(Stored entries)
########################################
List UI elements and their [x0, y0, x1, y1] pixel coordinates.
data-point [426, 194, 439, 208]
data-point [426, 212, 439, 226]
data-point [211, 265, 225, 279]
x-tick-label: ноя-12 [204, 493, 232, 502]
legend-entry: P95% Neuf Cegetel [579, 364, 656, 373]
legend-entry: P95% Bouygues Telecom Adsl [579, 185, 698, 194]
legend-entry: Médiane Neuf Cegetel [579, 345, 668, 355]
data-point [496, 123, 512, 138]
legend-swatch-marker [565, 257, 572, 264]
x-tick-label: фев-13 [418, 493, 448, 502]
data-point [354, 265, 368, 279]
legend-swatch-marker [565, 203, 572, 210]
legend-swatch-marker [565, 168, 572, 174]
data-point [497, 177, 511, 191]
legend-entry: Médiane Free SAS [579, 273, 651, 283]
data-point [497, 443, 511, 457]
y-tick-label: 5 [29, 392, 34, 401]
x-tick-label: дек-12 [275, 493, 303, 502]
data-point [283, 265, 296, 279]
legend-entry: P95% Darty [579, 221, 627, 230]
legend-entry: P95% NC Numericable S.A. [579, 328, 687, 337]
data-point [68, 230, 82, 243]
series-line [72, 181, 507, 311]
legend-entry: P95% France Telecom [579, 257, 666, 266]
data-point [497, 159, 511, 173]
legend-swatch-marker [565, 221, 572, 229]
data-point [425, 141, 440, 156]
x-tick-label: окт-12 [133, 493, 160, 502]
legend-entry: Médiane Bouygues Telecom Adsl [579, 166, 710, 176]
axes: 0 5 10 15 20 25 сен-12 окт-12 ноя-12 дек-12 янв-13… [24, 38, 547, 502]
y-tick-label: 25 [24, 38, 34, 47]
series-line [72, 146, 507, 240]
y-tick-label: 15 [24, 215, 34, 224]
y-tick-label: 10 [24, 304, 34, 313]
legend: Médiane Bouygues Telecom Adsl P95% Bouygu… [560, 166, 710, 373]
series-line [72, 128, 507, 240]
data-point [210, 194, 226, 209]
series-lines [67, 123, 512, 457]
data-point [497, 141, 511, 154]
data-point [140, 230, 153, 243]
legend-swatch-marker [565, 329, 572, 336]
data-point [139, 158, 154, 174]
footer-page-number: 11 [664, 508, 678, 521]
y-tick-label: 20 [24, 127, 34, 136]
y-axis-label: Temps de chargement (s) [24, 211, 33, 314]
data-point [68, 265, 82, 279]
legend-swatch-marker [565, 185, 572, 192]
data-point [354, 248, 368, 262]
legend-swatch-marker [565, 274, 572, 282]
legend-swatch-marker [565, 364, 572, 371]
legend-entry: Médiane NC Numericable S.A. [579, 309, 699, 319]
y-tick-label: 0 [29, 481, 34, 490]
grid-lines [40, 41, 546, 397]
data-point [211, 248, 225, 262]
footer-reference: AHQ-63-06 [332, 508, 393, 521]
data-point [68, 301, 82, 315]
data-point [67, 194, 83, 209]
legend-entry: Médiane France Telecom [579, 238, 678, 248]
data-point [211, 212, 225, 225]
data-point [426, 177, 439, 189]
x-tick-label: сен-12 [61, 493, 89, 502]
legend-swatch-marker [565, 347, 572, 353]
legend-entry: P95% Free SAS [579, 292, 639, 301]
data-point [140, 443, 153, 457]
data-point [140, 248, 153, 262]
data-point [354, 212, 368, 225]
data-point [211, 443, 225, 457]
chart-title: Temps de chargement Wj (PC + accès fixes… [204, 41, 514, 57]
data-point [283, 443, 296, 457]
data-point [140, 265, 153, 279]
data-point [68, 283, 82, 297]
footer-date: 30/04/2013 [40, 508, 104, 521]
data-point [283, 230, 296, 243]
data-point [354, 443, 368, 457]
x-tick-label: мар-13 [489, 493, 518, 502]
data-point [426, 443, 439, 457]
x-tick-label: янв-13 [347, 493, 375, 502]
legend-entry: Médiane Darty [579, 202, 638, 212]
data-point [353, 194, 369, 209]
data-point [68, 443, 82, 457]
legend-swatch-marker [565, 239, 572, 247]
########################################
▶ _Short problem_
Count the lines in the stored entries above that contain the string "Neuf", matching case exactly. Reply with the number alone.

▶ _Complete response_
2